**SET TASK**:
From the essay on cell phones below, reproduce word for word the passage that opens with the words containing "There is no" and closes with "fired up about.".

** START SOURCE TEXT **

Could cell phones actually be harming us?

There is no doubt the world of technology changes with each passing moment.  If you think back even ten years it is amazing the difference in what we use each day to get things done.  Computers are an integral part of life now.  If you don’t believe me, take a look at what happens when you aren’t able to check Facebook for a day.  People get stir crazy thinking about the things that they are missing out on, whether it be drama, new photos of someone’s expensive vacation, or a new political cartoon to get fired up about.

Cell phones are by far the most widely used piece of technology today.  It has become so insidious that the very few teenagers without cell phones talk as if their arms are being severed from their bodies with each cell phone-absent- day.   I wonder, though, if all of this stimulation is actually harming us.  Maybe these things aren’t as necessary as we think.

Cell Phones Bring Us Closer And Tear Us Apart

The world today is so mobile that having the ability to chat with someone via Skype or Facetime is extremely useful.  Who doesn’t like to see someone face to face in a conversation over just talking on the phone?  Yet, as useful as that all is, there is a potentially negative side to it.  Take a look at any place where people are gathered and you will likely see a few different types of cell phone user.  The first group is the “don’t bother me, I am very busy” crowd.  They are constantly typing on their little smart phone and checking their watch.  Everyone once in a while they might look up or take a breath, but for the most part it is them and their little world.  To be fair, they are probably doing some work.    The second group is the “I have nothing to do, so I will stare at my phone” crowd.  These people probably brought a book to read or might even be traveling with someone  but they will mindlessly stare at their phones instead.  They might even read texts from the previous day just to kill the time. The third group is the “loud talker” group.  For whatever reason they still talk on the phone.  These are the people who will talk in their loudest possible voice and let you know everything about their impending legal problems.  The last group of people are the “I don’t have a smartphone, but I am going to stare at my phone anyway” crowd.  This is where I fall in.  These people check their phone for possible texts or maybe a phone call from someone about something important they need to be involved with.

** END SOURCE TEXT **
** START DATA SECTION **

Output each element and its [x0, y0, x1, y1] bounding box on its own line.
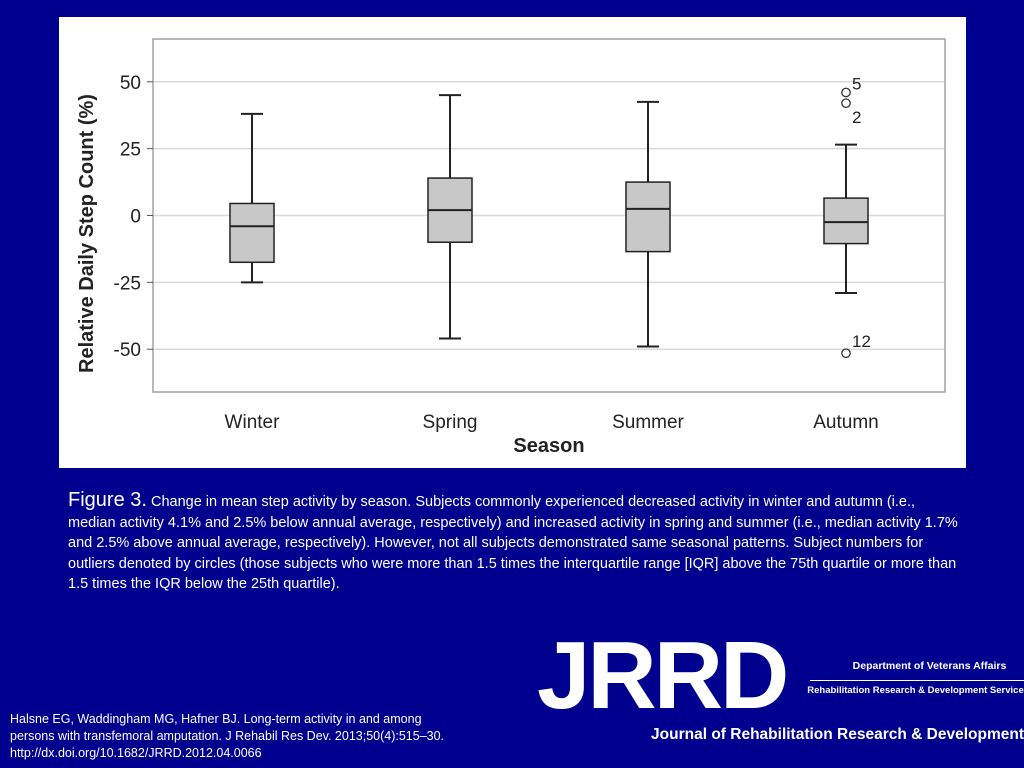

** END DATA SECTION **

**EXERCISE RESULT**:
There is no doubt the world of technology changes with each passing moment.  If you think back even ten years it is amazing the difference in what we use each day to get things done.  Computers are an integral part of life now.  If you don’t believe me, take a look at what happens when you aren’t able to check Facebook for a day.  People get stir crazy thinking about the things that they are missing out on, whether it be drama, new photos of someone’s expensive vacation, or a new political cartoon to get fired up about.